Look through the lines below and extract any with the word "Shipments".

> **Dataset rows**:
_ _ _
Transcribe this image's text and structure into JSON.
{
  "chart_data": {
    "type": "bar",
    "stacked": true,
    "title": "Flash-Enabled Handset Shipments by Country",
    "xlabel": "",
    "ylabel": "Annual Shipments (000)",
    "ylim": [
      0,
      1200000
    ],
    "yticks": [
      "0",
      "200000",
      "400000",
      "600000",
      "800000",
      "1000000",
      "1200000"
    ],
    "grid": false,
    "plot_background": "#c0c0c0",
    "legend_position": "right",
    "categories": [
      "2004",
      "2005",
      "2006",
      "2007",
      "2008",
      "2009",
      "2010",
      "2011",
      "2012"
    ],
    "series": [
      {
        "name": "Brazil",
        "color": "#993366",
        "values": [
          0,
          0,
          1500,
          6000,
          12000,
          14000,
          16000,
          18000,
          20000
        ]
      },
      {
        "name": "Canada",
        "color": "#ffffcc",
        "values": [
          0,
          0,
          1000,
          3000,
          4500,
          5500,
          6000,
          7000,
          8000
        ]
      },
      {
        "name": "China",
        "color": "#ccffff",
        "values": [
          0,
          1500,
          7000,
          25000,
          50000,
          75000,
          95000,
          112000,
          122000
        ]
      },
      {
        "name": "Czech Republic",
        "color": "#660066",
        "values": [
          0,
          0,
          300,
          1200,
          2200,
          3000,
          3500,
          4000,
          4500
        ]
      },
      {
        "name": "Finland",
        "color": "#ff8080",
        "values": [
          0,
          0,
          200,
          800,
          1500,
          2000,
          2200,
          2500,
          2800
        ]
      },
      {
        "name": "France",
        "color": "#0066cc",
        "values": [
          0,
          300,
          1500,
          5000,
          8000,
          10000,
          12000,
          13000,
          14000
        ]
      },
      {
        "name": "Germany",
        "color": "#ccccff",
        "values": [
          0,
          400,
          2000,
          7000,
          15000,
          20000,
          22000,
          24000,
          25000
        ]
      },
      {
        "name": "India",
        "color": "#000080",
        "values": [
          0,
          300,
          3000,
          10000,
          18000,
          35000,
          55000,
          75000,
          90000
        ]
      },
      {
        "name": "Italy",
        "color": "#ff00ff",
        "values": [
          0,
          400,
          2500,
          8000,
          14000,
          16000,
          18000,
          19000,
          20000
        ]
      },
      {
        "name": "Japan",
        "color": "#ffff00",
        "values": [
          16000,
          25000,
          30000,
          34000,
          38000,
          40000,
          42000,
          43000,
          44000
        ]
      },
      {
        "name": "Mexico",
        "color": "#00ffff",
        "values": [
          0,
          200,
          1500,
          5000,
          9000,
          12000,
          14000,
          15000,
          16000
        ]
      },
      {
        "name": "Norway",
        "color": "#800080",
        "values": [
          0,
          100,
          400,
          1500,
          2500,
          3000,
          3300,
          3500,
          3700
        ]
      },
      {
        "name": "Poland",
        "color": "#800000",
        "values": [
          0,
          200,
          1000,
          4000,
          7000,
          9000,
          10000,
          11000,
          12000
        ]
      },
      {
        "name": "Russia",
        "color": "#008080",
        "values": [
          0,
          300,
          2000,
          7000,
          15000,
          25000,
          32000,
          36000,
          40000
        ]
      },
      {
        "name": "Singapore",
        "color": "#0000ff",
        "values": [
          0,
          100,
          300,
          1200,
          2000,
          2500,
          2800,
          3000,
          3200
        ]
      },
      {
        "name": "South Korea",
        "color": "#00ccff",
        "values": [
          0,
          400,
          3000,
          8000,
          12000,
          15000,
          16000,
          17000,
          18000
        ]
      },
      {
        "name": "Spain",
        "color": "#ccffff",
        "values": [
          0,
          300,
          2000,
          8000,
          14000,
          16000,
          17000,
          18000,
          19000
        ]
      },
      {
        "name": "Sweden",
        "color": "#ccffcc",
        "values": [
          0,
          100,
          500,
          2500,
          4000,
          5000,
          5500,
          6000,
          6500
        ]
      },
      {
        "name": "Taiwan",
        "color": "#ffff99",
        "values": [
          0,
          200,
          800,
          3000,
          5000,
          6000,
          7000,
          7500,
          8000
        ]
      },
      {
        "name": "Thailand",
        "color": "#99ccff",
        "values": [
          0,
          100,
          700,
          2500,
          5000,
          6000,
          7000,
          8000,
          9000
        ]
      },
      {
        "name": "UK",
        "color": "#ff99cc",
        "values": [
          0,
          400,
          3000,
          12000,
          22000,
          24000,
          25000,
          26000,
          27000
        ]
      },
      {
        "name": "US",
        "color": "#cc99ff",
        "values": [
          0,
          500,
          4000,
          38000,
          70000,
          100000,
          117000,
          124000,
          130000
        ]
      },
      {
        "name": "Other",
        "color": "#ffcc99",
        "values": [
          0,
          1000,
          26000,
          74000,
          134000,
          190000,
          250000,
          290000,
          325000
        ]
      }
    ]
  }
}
_ _ _
> **EXERCISE ANSWER**:
    "title": "Flash-Enabled Handset Shipments by Country",
    "ylabel": "Annual Shipments (000)",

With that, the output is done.